* start *

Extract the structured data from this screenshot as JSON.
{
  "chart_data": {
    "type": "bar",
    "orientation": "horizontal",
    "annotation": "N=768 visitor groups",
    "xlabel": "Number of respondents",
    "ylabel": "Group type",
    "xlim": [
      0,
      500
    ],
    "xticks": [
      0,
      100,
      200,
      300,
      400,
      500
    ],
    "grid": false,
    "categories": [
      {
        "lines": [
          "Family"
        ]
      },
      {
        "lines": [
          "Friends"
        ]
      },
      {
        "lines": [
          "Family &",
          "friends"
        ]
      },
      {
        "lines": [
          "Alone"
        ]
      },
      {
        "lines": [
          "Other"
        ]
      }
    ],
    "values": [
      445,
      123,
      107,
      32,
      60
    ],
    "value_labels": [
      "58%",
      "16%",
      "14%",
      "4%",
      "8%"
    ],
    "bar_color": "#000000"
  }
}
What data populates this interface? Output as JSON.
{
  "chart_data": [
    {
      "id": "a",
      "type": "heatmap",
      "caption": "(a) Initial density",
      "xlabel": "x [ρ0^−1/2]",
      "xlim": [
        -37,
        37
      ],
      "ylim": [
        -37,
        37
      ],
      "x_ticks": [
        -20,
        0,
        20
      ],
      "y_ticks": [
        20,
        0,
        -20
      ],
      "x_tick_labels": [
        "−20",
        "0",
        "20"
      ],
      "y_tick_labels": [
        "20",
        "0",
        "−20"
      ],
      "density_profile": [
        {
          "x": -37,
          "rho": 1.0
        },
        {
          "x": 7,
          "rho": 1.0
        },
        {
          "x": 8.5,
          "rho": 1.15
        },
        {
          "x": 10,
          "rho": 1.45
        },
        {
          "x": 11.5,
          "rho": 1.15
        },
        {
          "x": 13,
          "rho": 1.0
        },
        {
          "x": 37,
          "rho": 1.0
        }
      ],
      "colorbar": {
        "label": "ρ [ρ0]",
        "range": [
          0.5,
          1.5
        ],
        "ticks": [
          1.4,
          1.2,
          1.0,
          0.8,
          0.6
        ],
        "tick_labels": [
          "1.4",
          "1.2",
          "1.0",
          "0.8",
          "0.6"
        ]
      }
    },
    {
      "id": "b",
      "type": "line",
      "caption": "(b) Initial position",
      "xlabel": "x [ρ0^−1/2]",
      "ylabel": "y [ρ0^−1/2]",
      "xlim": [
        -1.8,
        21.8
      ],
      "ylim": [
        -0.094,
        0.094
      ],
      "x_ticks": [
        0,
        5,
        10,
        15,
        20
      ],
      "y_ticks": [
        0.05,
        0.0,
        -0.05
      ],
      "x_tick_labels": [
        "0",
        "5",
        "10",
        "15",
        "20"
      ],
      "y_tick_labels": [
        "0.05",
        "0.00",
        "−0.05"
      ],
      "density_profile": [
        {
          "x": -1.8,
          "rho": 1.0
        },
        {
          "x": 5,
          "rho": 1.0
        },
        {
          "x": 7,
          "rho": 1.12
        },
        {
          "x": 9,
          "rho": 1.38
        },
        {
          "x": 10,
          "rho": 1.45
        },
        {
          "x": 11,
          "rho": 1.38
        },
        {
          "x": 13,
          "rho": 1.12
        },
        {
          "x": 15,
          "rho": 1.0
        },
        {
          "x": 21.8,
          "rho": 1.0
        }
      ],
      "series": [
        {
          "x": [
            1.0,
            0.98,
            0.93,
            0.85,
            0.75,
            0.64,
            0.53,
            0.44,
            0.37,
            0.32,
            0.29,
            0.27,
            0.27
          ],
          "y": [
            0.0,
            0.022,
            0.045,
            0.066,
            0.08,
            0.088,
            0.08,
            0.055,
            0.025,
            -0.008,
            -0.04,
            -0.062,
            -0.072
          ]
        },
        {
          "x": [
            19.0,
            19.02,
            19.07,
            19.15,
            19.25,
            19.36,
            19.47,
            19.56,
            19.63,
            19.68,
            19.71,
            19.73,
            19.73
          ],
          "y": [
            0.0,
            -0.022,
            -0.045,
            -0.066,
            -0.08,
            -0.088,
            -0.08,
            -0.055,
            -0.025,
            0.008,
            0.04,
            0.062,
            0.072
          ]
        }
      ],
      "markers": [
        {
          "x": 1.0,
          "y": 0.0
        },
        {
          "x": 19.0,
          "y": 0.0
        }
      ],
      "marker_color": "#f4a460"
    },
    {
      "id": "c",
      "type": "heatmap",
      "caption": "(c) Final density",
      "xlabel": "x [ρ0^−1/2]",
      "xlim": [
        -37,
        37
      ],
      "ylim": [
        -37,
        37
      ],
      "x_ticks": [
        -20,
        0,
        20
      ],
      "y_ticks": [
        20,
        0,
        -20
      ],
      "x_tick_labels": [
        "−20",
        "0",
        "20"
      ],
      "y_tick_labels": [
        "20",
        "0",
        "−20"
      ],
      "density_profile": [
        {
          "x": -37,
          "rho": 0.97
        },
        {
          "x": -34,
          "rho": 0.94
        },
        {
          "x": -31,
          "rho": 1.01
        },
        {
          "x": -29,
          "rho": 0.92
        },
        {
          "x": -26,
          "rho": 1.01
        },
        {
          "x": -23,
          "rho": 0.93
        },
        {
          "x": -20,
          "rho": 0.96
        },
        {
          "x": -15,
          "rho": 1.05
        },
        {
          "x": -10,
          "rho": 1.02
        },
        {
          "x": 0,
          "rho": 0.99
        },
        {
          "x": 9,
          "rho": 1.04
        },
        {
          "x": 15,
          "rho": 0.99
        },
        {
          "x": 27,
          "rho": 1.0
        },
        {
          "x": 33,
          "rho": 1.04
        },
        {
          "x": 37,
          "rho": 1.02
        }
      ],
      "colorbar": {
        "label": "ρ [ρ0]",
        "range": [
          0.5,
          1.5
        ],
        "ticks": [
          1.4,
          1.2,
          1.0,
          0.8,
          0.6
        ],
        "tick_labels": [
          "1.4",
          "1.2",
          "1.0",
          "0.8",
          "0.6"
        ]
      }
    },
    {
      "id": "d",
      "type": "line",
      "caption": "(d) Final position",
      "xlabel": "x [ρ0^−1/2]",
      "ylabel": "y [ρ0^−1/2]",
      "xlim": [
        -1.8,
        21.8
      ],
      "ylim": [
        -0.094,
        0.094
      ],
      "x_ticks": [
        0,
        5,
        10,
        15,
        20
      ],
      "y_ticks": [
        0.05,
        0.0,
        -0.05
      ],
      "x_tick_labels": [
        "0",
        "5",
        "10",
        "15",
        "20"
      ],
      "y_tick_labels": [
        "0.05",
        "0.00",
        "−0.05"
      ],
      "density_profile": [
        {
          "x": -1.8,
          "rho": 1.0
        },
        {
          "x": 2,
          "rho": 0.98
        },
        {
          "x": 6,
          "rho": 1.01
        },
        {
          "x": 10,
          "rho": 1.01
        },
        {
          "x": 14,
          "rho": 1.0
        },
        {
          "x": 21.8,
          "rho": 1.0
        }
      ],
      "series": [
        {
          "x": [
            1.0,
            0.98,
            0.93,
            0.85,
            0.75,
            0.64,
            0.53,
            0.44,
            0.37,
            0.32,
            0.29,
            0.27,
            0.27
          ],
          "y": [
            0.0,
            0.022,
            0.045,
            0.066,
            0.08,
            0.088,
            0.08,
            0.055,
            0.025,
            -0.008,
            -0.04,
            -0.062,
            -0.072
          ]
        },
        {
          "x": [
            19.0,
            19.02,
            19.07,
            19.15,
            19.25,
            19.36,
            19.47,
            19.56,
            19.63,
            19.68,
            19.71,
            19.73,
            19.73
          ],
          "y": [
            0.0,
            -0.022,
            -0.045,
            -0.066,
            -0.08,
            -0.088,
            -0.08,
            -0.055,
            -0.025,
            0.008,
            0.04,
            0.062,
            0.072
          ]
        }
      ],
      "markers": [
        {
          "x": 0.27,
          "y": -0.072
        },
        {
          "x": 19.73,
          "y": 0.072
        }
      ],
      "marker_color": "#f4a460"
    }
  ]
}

* end *

# Requirement
Copy every line that includes the string "position" from the material above.

# Result of this exercise
      "caption": "(b) Initial position",
      "caption": "(d) Final position",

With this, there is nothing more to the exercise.